MATERIAL>
>> BEGIN

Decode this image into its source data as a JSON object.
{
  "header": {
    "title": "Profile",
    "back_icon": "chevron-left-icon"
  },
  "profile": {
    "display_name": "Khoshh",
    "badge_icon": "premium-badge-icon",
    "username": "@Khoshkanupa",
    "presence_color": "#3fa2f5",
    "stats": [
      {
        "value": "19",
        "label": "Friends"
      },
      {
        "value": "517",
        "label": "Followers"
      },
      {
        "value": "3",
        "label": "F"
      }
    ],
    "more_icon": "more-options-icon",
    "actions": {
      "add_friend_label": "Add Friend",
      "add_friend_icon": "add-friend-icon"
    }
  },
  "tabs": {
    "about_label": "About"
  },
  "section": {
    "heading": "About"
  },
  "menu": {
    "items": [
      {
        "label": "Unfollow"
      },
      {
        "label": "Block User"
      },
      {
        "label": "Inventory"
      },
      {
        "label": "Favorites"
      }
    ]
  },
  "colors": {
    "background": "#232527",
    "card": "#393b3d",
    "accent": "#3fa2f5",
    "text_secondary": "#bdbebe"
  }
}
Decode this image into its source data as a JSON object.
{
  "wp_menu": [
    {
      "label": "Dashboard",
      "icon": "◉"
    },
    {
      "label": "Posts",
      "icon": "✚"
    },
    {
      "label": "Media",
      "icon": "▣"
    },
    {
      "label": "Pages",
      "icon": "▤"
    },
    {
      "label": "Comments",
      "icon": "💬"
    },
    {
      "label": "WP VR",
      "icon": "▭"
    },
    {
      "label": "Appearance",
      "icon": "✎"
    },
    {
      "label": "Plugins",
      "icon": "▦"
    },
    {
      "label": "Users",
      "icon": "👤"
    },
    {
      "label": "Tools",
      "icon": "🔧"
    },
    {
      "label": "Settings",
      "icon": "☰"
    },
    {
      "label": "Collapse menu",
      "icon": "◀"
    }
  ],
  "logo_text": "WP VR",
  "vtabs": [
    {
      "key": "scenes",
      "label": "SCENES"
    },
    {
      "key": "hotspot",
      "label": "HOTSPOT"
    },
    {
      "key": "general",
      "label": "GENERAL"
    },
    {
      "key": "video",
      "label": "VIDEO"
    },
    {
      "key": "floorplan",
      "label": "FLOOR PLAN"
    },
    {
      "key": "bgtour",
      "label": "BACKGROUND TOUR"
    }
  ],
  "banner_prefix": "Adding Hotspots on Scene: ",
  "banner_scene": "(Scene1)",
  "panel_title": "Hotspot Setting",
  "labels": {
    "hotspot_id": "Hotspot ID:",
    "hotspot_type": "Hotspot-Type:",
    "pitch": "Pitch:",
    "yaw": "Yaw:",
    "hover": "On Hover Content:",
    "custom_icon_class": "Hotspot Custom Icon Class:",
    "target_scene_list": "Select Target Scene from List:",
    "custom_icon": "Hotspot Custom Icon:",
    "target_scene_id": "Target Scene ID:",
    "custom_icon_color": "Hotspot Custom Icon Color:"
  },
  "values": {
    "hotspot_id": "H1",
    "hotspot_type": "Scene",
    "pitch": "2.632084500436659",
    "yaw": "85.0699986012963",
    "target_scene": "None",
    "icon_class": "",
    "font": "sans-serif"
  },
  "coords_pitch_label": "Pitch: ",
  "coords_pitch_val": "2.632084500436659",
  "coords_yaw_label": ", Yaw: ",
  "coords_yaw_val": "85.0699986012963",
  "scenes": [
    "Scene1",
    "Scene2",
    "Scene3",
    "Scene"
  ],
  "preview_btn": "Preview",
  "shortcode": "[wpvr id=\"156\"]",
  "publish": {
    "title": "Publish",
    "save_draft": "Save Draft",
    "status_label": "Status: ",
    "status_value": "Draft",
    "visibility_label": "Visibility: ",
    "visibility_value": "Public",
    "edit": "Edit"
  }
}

>> END

WRITTEN INSTRUCTION> Write every line of the material above again, exactly.

FULL OUTPUT>
Decode this image into its source data as a JSON object.
{
  "header": {
    "title": "Profile",
    "back_icon": "chevron-left-icon"
  },
  "profile": {
    "display_name": "Khoshh",
    "badge_icon": "premium-badge-icon",
    "username": "@Khoshkanupa",
    "presence_color": "#3fa2f5",
    "stats": [
      {
        "value": "19",
        "label": "Friends"
      },
      {
        "value": "517",
        "label": "Followers"
      },
      {
        "value": "3",
        "label": "F"
      }
    ],
    "more_icon": "more-options-icon",
    "actions": {
      "add_friend_label": "Add Friend",
      "add_friend_icon": "add-friend-icon"
    }
  },
  "tabs": {
    "about_label": "About"
  },
  "section": {
    "heading": "About"
  },
  "menu": {
    "items": [
      {
        "label": "Unfollow"
      },
      {
        "label": "Block User"
      },
      {
        "label": "Inventory"
      },
      {
        "label": "Favorites"
      }
    ]
  },
  "colors": {
    "background": "#232527",
    "card": "#393b3d",
    "accent": "#3fa2f5",
    "text_secondary": "#bdbebe"
  }
}
Decode this image into its source data as a JSON object.
{
  "wp_menu": [
    {
      "label": "Dashboard",
      "icon": "◉"
    },
    {
      "label": "Posts",
      "icon": "✚"
    },
    {
      "label": "Media",
      "icon": "▣"
    },
    {
      "label": "Pages",
      "icon": "▤"
    },
    {
      "label": "Comments",
      "icon": "💬"
    },
    {
      "label": "WP VR",
      "icon": "▭"
    },
    {
      "label": "Appearance",
      "icon": "✎"
    },
    {
      "label": "Plugins",
      "icon": "▦"
    },
    {
      "label": "Users",
      "icon": "👤"
    },
    {
      "label": "Tools",
      "icon": "🔧"
    },
    {
      "label": "Settings",
      "icon": "☰"
    },
    {
      "label": "Collapse menu",
      "icon": "◀"
    }
  ],
  "logo_text": "WP VR",
  "vtabs": [
    {
      "key": "scenes",
      "label": "SCENES"
    },
    {
      "key": "hotspot",
      "label": "HOTSPOT"
    },
    {
      "key": "general",
      "label": "GENERAL"
    },
    {
      "key": "video",
      "label": "VIDEO"
    },
    {
      "key": "floorplan",
      "label": "FLOOR PLAN"
    },
    {
      "key": "bgtour",
      "label": "BACKGROUND TOUR"
    }
  ],
  "banner_prefix": "Adding Hotspots on Scene: ",
  "banner_scene": "(Scene1)",
  "panel_title": "Hotspot Setting",
  "labels": {
    "hotspot_id": "Hotspot ID:",
    "hotspot_type": "Hotspot-Type:",
    "pitch": "Pitch:",
    "yaw": "Yaw:",
    "hover": "On Hover Content:",
    "custom_icon_class": "Hotspot Custom Icon Class:",
    "target_scene_list": "Select Target Scene from List:",
    "custom_icon": "Hotspot Custom Icon:",
    "target_scene_id": "Target Scene ID:",
    "custom_icon_color": "Hotspot Custom Icon Color:"
  },
  "values": {
    "hotspot_id": "H1",
    "hotspot_type": "Scene",
    "pitch": "2.632084500436659",
    "yaw": "85.0699986012963",
    "target_scene": "None",
    "icon_class": "",
    "font": "sans-serif"
  },
  "coords_pitch_label": "Pitch: ",
  "coords_pitch_val": "2.632084500436659",
  "coords_yaw_label": ", Yaw: ",
  "coords_yaw_val": "85.0699986012963",
  "scenes": [
    "Scene1",
    "Scene2",
    "Scene3",
    "Scene"
  ],
  "preview_btn": "Preview",
  "shortcode": "[wpvr id=\"156\"]",
  "publish": {
    "title": "Publish",
    "save_draft": "Save Draft",
    "status_label": "Status: ",
    "status_value": "Draft",
    "visibility_label": "Visibility: ",
    "visibility_value": "Public",
    "edit": "Edit"
  }
}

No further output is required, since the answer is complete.